Directions for this task:
Reproduce this listing in full.

· · · · · · ·

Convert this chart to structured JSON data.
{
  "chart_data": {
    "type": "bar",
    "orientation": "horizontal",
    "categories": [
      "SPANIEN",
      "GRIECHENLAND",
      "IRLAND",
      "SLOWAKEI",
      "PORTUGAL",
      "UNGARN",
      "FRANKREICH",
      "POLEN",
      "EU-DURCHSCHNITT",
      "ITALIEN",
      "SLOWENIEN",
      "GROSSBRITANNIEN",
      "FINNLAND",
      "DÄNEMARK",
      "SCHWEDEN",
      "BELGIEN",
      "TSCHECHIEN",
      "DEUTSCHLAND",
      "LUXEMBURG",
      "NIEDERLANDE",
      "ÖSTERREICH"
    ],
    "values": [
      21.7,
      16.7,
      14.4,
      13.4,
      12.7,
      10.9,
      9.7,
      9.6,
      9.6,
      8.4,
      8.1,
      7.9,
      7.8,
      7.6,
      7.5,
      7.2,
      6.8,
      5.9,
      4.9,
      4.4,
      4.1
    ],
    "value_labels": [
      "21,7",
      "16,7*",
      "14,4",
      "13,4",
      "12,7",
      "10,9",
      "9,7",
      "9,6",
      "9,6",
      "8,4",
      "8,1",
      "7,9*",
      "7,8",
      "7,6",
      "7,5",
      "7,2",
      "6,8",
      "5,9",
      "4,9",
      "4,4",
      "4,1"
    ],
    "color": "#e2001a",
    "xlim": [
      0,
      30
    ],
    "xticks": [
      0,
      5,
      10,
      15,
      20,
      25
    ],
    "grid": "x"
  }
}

· · · · · · ·

Output below:
Convert this chart to structured JSON data.
{
  "chart_data": {
    "type": "bar",
    "orientation": "horizontal",
    "categories": [
      "SPANIEN",
      "GRIECHENLAND",
      "IRLAND",
      "SLOWAKEI",
      "PORTUGAL",
      "UNGARN",
      "FRANKREICH",
      "POLEN",
      "EU-DURCHSCHNITT",
      "ITALIEN",
      "SLOWENIEN",
      "GROSSBRITANNIEN",
      "FINNLAND",
      "DÄNEMARK",
      "SCHWEDEN",
      "BELGIEN",
      "TSCHECHIEN",
      "DEUTSCHLAND",
      "LUXEMBURG",
      "NIEDERLANDE",
      "ÖSTERREICH"
    ],
    "values": [
      21.7,
      16.7,
      14.4,
      13.4,
      12.7,
      10.9,
      9.7,
      9.6,
      9.6,
      8.4,
      8.1,
      7.9,
      7.8,
      7.6,
      7.5,
      7.2,
      6.8,
      5.9,
      4.9,
      4.4,
      4.1
    ],
    "value_labels": [
      "21,7",
      "16,7*",
      "14,4",
      "13,4",
      "12,7",
      "10,9",
      "9,7",
      "9,6",
      "9,6",
      "8,4",
      "8,1",
      "7,9*",
      "7,8",
      "7,6",
      "7,5",
      "7,2",
      "6,8",
      "5,9",
      "4,9",
      "4,4",
      "4,1"
    ],
    "color": "#e2001a",
    "xlim": [
      0,
      30
    ],
    "xticks": [
      0,
      5,
      10,
      15,
      20,
      25
    ],
    "grid": "x"
  }
}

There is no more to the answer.